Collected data
* * *
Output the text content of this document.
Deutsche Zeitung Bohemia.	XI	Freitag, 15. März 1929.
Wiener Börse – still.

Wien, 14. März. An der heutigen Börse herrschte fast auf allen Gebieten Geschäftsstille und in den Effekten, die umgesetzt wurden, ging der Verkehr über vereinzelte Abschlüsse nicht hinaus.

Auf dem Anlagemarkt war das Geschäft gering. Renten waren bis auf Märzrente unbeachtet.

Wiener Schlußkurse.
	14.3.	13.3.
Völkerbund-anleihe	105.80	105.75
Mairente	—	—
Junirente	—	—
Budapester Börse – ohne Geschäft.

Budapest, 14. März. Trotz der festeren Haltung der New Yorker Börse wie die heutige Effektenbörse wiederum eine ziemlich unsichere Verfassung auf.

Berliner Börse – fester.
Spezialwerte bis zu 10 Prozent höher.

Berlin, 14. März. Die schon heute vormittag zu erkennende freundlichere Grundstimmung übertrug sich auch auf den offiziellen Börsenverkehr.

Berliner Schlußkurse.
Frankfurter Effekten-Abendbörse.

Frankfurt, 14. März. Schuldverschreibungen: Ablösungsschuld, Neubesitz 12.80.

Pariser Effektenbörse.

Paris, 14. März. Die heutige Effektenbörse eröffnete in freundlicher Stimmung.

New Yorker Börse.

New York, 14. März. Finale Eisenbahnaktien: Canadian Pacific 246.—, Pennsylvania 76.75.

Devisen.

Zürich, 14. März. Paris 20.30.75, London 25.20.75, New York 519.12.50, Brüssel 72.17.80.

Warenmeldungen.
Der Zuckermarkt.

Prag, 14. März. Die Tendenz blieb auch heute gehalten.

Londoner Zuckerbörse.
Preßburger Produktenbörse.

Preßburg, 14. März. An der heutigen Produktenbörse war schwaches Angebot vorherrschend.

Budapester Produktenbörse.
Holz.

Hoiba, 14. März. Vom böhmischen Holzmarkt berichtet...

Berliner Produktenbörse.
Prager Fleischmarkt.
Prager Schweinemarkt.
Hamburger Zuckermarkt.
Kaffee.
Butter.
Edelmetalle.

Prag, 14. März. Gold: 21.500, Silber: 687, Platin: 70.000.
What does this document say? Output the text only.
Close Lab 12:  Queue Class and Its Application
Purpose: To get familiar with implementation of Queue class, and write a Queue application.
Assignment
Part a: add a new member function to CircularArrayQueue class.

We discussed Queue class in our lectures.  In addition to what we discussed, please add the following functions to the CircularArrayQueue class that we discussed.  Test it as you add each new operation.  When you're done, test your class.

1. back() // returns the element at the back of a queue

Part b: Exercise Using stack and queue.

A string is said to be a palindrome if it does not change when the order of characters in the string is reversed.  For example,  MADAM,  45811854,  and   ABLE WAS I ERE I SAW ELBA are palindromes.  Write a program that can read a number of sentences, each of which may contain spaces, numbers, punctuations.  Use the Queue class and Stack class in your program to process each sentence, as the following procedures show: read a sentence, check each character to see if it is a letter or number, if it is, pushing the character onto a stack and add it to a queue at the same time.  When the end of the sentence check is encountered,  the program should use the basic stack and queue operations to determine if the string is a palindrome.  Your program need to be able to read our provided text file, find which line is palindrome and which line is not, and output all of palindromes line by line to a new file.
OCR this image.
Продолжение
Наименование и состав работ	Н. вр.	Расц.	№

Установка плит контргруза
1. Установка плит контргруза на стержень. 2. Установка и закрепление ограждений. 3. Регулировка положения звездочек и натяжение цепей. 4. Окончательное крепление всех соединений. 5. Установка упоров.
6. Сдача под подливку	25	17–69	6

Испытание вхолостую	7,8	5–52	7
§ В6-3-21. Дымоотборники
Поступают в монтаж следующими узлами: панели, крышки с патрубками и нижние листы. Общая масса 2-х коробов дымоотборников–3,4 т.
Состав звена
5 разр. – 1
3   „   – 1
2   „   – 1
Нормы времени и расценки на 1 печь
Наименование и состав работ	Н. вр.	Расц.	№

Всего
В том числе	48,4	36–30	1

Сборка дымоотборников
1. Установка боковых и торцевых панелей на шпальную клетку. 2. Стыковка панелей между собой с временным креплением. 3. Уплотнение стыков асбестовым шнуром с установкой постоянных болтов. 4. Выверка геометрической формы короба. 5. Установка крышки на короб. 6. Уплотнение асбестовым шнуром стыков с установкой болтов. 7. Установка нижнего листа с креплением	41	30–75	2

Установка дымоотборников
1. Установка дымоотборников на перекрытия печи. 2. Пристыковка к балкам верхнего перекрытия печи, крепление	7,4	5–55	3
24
* * *
SET TASK: All lines from the one containing "OCR this image." through the final line of the listing above are to be reproduced exactly; include both and add nothing.

IN RESPONSE:
OCR this image.
Продолжение
Наименование и состав работ	Н. вр.	Расц.	№

Установка плит контргруза
1. Установка плит контргруза на стержень. 2. Установка и закрепление ограждений. 3. Регулировка положения звездочек и натяжение цепей. 4. Окончательное крепление всех соединений. 5. Установка упоров.
6. Сдача под подливку	25	17–69	6

Испытание вхолостую	7,8	5–52	7
§ В6-3-21. Дымоотборники
Поступают в монтаж следующими узлами: панели, крышки с патрубками и нижние листы. Общая масса 2-х коробов дымоотборников–3,4 т.
Состав звена
5 разр. – 1
3   „   – 1
2   „   – 1
Нормы времени и расценки на 1 печь
Наименование и состав работ	Н. вр.	Расц.	№

Всего
В том числе	48,4	36–30	1

Сборка дымоотборников
1. Установка боковых и торцевых панелей на шпальную клетку. 2. Стыковка панелей между собой с временным креплением. 3. Уплотнение стыков асбестовым шнуром с установкой постоянных болтов. 4. Выверка геометрической формы короба. 5. Установка крышки на короб. 6. Уплотнение асбестовым шнуром стыков с установкой болтов. 7. Установка нижнего листа с креплением	41	30–75	2

Установка дымоотборников
1. Установка дымоотборников на перекрытия печи. 2. Пристыковка к балкам верхнего перекрытия печи, крепление	7,4	5–55	3
24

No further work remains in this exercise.